Given entries →
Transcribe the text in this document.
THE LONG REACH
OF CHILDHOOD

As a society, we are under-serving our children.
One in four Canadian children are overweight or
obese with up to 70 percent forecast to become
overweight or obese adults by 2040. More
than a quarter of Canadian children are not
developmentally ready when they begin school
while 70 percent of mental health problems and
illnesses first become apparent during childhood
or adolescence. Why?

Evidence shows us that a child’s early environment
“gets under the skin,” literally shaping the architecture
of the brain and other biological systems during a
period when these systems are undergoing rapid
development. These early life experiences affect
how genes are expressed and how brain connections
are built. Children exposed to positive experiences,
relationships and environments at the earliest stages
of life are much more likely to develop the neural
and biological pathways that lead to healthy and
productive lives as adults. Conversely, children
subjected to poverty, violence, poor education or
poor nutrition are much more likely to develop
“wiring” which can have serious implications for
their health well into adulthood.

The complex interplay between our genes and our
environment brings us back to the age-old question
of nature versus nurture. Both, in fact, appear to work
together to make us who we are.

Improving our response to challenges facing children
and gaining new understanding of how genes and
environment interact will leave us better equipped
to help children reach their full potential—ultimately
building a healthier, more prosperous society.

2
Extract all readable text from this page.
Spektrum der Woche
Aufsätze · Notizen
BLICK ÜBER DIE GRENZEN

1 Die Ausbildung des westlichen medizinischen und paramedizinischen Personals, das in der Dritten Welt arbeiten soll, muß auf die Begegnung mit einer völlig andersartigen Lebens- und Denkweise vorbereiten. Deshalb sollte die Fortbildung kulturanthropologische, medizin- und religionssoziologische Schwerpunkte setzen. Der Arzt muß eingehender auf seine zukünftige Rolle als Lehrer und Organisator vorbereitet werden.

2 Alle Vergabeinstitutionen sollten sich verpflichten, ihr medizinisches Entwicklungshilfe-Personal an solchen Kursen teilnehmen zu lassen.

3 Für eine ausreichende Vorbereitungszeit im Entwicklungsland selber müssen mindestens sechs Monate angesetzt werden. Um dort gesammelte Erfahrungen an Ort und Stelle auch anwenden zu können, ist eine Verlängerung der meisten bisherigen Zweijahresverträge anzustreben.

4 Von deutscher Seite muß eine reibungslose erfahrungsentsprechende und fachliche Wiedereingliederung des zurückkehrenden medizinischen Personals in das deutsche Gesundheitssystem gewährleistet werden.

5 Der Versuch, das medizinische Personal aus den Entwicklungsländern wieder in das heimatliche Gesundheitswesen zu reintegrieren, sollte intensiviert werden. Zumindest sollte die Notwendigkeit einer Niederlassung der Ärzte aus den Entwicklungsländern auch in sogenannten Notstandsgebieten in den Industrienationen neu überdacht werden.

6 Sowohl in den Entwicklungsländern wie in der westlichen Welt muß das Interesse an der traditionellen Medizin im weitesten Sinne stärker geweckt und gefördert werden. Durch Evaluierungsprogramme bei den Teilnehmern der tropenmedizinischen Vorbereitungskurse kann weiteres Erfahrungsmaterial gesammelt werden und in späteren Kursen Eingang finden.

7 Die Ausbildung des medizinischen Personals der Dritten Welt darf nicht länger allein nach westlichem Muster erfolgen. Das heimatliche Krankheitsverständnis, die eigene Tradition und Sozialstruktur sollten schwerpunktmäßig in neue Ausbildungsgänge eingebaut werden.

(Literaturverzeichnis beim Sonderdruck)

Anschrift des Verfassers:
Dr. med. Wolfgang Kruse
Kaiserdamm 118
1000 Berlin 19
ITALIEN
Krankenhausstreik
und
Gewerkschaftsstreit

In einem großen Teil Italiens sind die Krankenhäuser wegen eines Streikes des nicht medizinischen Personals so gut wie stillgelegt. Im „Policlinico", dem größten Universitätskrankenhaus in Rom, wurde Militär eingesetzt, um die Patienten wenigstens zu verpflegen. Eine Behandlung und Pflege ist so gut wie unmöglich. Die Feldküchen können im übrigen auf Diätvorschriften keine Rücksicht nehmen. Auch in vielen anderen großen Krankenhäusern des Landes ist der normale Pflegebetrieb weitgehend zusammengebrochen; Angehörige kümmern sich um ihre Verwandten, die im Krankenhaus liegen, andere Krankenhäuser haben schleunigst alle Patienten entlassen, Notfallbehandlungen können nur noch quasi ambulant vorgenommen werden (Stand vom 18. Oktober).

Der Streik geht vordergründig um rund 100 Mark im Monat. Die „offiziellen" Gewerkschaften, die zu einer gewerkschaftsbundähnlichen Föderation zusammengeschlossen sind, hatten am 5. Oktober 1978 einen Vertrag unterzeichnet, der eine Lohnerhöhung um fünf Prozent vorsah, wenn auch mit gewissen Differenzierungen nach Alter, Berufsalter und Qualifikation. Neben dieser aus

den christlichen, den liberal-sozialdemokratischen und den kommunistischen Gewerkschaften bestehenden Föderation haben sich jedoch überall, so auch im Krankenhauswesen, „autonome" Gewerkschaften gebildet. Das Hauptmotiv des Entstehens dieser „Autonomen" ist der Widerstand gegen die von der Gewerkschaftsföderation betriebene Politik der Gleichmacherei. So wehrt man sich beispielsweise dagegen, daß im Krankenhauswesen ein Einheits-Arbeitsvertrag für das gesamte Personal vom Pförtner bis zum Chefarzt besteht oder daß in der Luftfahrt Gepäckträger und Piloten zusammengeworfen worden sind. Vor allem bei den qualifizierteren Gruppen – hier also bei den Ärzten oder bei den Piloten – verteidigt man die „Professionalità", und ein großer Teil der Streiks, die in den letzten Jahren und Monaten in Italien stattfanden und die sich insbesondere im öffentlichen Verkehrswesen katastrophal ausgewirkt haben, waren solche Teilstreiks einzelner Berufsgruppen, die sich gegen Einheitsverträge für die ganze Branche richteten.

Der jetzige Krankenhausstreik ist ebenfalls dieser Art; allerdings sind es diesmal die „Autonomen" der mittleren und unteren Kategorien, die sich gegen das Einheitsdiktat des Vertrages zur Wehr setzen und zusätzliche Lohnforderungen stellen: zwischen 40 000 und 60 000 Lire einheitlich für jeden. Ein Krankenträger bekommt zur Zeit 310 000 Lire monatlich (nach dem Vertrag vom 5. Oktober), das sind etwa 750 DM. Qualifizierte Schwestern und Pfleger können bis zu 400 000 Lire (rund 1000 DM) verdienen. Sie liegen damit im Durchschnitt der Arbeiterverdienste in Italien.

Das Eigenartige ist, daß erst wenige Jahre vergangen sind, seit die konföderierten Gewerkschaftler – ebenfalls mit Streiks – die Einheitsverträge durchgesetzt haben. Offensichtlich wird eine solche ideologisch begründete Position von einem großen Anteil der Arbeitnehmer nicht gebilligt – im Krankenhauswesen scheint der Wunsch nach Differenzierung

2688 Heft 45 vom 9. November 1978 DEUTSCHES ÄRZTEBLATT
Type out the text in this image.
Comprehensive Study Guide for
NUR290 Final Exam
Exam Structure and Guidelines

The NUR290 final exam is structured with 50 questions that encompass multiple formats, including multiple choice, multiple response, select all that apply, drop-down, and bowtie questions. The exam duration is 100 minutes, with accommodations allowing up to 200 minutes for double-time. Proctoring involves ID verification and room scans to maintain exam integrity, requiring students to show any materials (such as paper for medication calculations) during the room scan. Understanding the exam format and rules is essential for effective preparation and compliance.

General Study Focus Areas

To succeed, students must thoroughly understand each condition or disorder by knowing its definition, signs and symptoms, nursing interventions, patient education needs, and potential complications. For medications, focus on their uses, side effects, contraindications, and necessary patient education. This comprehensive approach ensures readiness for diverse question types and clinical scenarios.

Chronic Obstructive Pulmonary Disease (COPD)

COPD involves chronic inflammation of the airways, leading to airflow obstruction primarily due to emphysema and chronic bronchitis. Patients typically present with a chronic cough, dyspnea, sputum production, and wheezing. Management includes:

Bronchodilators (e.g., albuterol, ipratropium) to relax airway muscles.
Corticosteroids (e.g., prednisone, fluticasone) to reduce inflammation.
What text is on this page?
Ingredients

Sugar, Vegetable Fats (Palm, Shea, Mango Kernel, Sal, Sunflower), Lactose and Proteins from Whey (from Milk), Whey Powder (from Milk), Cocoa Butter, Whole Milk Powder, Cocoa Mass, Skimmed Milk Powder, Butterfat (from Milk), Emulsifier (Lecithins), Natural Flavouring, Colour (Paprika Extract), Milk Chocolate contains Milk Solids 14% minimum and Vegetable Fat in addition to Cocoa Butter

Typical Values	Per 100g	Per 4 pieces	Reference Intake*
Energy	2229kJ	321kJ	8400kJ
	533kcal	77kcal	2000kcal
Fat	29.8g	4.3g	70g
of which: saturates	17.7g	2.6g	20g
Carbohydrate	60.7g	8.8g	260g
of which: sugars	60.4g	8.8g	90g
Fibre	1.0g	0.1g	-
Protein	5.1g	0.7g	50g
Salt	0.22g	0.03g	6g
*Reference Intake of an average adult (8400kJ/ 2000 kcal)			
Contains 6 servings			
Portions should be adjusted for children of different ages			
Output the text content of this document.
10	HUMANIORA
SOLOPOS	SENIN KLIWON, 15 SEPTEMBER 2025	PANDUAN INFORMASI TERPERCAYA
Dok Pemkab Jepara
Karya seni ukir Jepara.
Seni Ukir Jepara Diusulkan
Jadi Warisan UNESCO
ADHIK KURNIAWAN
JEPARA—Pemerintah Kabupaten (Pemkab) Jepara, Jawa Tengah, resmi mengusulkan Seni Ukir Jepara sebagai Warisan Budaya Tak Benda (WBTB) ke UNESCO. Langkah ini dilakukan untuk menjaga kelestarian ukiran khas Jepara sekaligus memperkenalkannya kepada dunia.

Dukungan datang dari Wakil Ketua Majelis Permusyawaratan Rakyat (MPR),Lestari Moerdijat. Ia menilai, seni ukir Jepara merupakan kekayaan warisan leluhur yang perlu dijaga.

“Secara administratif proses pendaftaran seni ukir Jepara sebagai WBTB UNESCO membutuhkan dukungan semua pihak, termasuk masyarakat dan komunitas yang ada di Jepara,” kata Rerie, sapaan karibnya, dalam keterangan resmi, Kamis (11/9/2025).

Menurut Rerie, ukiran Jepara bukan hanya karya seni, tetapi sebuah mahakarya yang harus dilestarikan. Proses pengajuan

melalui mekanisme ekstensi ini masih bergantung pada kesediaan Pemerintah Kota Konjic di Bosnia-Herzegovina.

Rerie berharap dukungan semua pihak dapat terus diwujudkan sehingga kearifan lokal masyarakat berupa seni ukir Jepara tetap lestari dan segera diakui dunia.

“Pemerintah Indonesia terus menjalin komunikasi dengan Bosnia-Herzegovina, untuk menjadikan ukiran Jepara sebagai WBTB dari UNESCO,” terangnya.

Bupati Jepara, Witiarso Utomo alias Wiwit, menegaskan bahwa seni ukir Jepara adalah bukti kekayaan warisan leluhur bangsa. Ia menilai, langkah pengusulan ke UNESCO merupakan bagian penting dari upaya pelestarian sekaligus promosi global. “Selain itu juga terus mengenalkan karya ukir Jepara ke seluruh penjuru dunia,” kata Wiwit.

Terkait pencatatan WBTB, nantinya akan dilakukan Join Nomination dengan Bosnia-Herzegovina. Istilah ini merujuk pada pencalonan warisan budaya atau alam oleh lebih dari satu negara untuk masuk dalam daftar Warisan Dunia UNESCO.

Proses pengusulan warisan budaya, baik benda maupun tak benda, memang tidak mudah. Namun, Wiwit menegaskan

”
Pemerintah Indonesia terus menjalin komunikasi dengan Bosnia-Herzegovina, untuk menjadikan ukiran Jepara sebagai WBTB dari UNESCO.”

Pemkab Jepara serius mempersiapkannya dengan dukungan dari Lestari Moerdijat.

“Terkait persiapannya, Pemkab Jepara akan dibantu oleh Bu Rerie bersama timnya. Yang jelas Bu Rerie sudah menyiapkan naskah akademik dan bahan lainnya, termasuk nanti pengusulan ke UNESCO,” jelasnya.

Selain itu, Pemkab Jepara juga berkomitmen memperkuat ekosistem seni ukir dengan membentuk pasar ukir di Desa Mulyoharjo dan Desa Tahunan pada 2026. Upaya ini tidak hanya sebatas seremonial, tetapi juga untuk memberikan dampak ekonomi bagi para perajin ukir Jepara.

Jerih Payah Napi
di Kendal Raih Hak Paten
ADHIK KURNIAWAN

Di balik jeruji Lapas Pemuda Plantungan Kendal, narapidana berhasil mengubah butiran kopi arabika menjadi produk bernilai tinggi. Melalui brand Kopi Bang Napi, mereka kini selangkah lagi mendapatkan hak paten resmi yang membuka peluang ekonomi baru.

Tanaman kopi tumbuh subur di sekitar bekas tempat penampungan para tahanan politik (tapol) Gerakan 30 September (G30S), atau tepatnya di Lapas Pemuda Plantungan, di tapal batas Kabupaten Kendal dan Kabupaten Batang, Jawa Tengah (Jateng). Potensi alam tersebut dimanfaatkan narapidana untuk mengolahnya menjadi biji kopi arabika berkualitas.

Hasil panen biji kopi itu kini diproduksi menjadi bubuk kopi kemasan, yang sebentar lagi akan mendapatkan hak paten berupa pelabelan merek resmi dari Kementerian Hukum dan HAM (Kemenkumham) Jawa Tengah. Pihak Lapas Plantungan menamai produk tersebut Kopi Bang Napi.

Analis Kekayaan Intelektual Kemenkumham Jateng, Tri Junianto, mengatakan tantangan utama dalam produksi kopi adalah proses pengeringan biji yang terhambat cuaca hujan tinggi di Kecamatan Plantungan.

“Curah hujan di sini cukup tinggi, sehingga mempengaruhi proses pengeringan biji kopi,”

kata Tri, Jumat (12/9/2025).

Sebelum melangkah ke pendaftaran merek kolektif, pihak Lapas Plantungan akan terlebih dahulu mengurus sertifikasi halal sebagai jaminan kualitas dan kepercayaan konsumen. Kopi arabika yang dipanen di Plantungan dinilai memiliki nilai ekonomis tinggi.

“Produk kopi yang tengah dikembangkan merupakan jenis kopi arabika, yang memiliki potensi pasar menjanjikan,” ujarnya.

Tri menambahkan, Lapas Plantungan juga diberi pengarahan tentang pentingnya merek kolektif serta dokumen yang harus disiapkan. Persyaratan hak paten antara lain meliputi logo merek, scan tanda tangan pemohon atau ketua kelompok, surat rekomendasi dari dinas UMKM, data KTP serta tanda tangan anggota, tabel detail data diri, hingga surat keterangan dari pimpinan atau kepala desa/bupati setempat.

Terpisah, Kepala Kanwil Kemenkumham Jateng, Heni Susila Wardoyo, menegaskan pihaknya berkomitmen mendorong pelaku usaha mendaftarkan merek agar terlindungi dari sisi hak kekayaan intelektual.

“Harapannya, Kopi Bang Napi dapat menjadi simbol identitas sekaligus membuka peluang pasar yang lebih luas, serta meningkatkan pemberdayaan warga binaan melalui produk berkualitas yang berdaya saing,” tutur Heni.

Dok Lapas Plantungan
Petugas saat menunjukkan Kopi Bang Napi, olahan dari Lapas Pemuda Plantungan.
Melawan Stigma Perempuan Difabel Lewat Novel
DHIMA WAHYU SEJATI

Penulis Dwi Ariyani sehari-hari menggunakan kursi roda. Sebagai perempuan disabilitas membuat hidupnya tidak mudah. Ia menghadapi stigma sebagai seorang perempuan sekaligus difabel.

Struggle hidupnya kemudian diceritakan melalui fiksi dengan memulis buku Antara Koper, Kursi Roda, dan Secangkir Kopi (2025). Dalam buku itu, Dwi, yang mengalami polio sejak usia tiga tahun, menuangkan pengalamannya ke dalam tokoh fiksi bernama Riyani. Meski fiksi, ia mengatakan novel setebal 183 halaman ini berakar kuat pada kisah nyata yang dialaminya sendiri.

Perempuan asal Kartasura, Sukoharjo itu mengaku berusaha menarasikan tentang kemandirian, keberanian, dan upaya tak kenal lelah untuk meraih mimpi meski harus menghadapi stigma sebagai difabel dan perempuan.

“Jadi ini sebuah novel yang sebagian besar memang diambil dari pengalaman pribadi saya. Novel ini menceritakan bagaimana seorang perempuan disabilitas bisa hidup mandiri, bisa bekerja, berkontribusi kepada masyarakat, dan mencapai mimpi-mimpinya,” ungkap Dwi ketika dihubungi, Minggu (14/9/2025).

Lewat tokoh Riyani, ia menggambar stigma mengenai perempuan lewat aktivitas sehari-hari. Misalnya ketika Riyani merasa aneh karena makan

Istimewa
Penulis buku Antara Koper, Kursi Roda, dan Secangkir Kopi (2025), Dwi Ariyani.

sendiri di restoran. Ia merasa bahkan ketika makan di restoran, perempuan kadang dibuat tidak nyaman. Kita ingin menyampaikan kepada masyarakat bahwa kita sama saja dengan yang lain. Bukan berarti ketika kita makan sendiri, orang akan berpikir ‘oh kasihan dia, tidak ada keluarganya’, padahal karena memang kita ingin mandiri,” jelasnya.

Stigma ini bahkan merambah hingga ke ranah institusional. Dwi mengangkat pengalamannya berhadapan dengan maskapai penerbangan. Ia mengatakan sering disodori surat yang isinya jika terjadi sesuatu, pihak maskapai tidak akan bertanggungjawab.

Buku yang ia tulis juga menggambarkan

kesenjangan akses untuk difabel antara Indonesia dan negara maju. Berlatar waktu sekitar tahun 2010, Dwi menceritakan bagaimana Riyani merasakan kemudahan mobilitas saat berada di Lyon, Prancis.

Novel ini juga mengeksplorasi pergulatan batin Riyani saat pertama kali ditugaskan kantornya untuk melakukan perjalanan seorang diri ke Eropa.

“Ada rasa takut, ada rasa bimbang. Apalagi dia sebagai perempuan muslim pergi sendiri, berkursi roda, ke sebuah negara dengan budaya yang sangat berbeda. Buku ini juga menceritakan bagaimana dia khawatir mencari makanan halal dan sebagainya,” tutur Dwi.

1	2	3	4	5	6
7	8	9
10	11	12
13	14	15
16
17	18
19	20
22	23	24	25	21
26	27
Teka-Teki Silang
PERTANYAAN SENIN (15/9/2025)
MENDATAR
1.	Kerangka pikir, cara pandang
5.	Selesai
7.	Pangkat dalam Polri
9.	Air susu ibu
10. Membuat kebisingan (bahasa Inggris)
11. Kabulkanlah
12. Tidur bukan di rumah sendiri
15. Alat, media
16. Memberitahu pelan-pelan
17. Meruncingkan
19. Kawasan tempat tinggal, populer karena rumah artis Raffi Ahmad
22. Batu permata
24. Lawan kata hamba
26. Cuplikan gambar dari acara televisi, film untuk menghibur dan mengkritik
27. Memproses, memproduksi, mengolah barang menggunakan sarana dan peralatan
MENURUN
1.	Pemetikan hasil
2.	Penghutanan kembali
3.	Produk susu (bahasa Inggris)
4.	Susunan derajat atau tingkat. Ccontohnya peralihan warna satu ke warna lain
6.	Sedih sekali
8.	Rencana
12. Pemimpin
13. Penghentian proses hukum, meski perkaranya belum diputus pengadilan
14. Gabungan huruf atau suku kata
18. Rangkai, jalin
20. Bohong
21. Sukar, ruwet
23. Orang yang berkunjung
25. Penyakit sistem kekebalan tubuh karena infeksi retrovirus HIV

What this task involves → Please find how many lines in the records hold "Study", then give that number with nothing else.

Result → 2